## [Problem description]
Look through the entries below and count the lines with the word "care" in them; give only the number.

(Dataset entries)
==================================================
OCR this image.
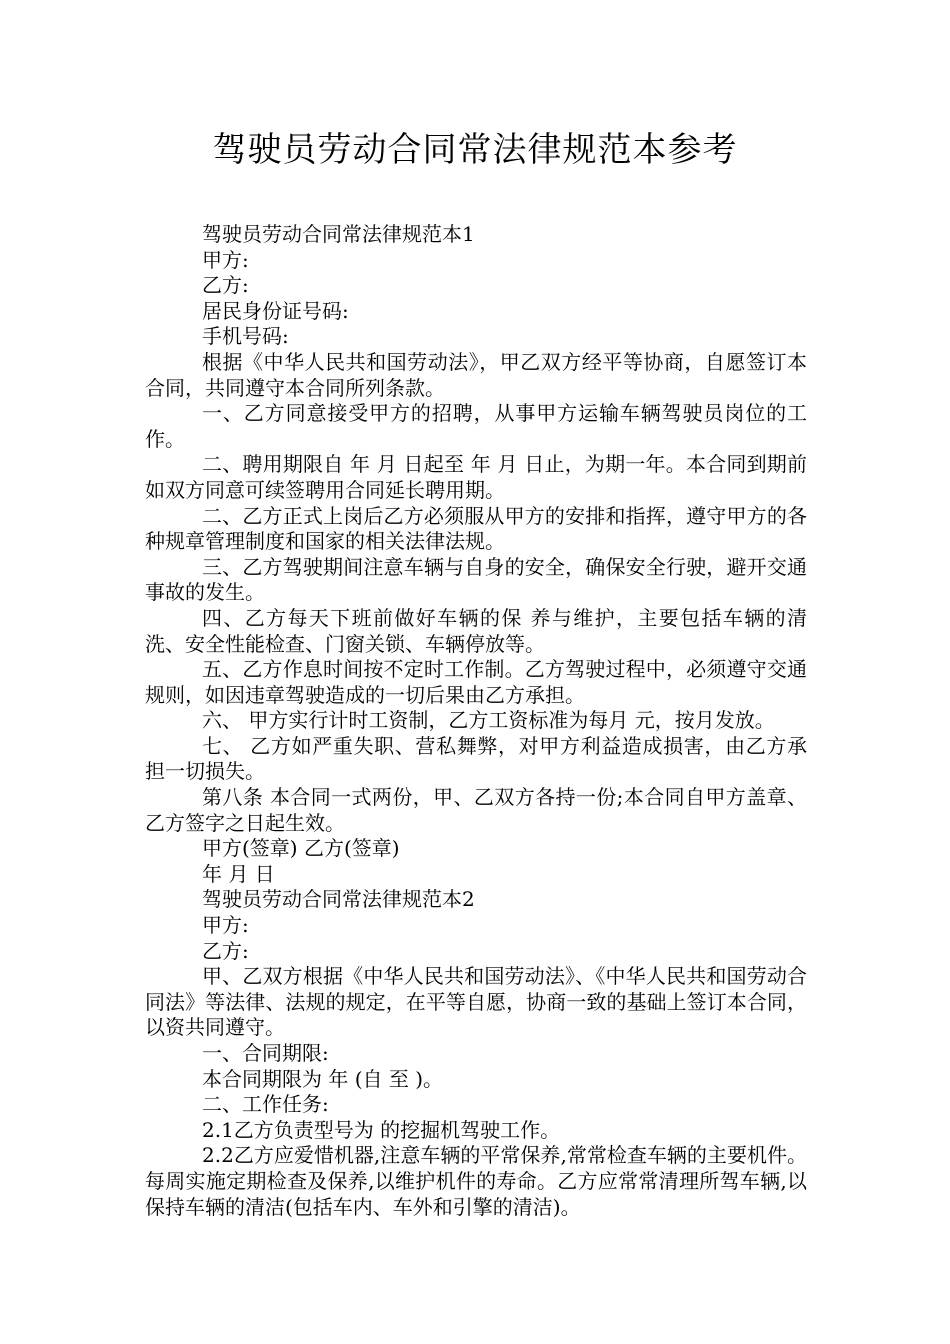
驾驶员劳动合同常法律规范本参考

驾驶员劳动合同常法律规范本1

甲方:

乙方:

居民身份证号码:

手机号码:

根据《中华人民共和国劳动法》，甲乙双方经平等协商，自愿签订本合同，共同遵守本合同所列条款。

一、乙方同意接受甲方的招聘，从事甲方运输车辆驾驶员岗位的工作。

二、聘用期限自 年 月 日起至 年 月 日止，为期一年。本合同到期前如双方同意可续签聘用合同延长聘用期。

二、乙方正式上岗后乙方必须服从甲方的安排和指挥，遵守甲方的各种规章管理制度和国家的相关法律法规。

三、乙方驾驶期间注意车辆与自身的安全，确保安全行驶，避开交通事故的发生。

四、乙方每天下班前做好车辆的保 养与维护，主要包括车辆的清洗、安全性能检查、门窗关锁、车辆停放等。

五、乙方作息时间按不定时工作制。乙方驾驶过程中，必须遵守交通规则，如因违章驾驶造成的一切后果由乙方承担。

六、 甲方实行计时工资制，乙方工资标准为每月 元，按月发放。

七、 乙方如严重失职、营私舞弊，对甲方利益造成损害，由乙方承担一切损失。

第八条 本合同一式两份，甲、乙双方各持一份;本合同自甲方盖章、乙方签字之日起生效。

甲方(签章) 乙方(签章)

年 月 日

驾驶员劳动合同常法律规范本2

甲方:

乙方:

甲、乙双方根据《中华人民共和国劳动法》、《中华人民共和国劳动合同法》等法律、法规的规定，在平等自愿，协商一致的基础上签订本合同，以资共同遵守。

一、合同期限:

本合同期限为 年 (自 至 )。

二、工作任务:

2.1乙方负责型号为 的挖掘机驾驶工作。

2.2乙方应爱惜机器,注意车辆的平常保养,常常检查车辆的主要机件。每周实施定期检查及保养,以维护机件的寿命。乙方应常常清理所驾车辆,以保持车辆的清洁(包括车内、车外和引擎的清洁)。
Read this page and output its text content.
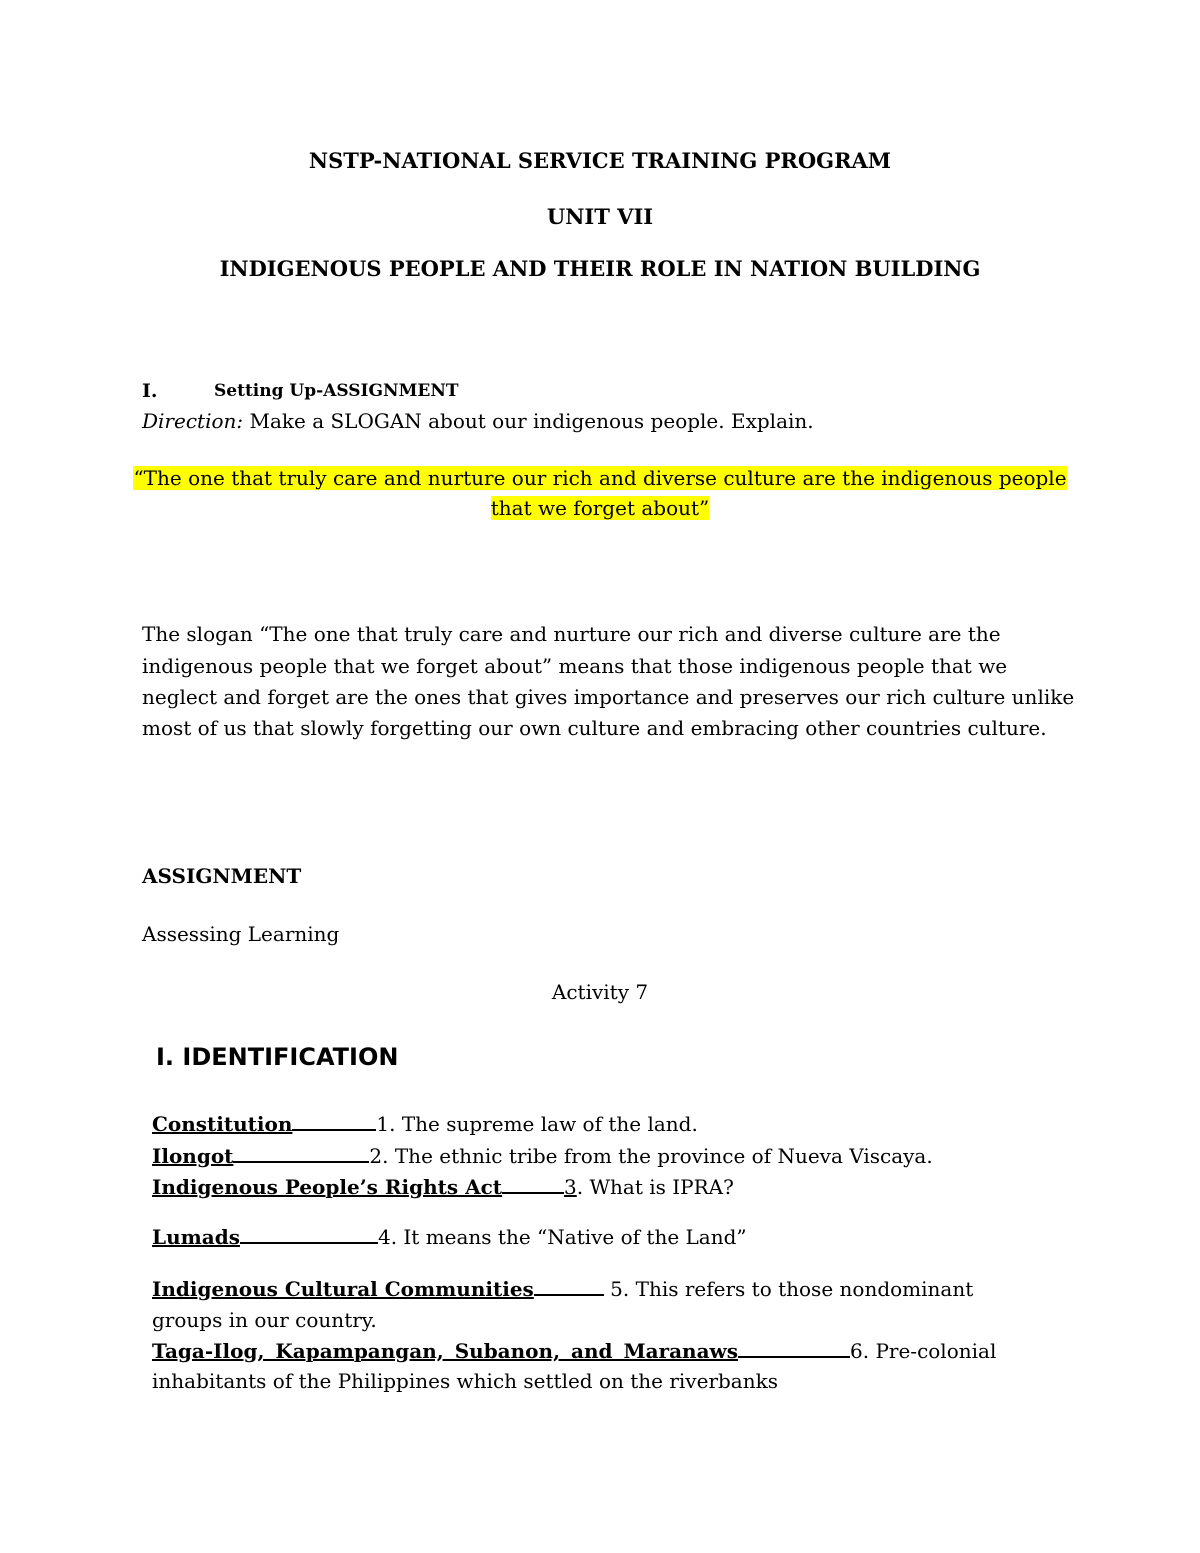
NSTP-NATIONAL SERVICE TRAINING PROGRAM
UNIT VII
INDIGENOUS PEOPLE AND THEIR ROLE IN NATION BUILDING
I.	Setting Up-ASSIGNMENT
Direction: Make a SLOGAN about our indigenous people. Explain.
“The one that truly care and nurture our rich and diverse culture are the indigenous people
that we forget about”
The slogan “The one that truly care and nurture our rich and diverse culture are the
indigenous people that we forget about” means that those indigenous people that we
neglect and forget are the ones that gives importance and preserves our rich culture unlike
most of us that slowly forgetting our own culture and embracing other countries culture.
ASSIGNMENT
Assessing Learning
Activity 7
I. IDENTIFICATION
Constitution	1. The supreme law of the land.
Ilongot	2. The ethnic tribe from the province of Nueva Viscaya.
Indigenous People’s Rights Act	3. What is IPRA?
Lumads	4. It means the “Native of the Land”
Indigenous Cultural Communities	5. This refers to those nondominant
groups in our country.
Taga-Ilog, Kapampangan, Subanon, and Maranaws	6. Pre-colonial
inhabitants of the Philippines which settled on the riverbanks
==================================================
## [Output for this exercise]
2